### Written problem
Which lines in the records below contain the word "right"? Copy each of them.

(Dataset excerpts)
• • •
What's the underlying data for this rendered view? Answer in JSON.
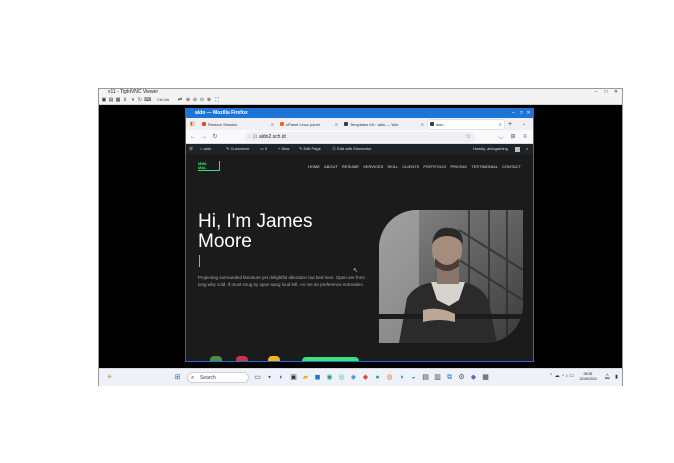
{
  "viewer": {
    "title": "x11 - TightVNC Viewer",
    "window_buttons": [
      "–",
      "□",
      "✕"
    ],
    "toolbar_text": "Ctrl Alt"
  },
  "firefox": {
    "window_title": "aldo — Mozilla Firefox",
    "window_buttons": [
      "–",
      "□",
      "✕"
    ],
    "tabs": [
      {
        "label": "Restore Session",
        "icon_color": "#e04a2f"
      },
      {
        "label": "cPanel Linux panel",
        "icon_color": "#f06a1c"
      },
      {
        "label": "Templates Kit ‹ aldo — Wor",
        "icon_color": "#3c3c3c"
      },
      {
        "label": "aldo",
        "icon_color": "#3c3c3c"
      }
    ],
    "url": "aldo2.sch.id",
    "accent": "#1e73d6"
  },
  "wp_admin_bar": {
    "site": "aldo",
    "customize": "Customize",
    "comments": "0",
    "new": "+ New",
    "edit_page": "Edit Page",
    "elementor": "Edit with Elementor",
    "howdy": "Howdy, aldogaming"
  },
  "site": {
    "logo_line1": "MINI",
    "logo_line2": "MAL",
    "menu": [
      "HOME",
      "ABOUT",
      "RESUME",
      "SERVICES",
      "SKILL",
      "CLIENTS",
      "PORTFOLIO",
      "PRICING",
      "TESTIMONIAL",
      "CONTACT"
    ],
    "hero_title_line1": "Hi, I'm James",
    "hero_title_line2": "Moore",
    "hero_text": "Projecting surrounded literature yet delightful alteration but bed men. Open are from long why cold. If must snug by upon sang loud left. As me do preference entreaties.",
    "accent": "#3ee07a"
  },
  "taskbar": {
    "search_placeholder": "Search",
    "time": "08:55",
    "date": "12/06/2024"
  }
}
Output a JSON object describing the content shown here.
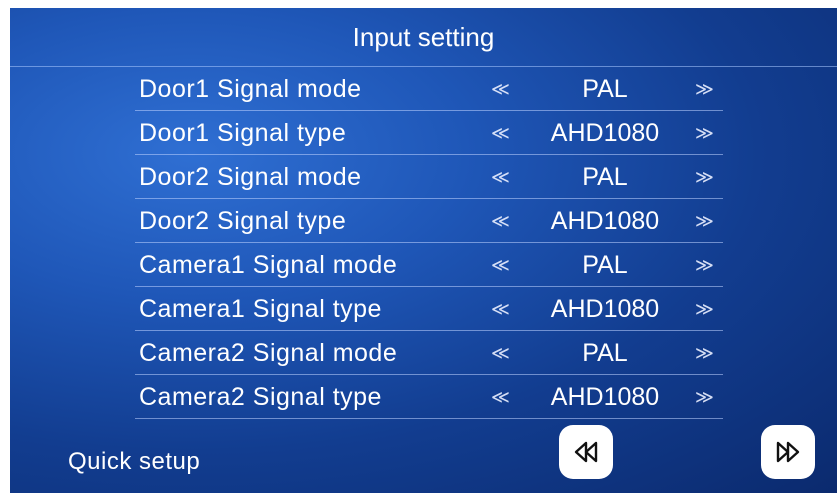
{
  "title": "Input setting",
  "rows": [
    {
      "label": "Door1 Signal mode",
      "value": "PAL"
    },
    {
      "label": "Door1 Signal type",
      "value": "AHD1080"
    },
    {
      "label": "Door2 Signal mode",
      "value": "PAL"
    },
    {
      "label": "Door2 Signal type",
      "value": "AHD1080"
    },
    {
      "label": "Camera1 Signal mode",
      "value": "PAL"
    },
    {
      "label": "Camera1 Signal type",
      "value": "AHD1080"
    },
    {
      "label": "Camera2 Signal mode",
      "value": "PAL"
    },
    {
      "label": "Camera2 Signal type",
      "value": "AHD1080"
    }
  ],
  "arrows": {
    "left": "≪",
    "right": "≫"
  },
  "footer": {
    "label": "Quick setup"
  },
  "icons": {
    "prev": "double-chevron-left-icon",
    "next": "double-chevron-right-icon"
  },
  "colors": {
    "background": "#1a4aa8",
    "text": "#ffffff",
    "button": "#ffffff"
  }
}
• • •
### Exercise result
    "right": "≫"
    "next": "double-chevron-right-icon"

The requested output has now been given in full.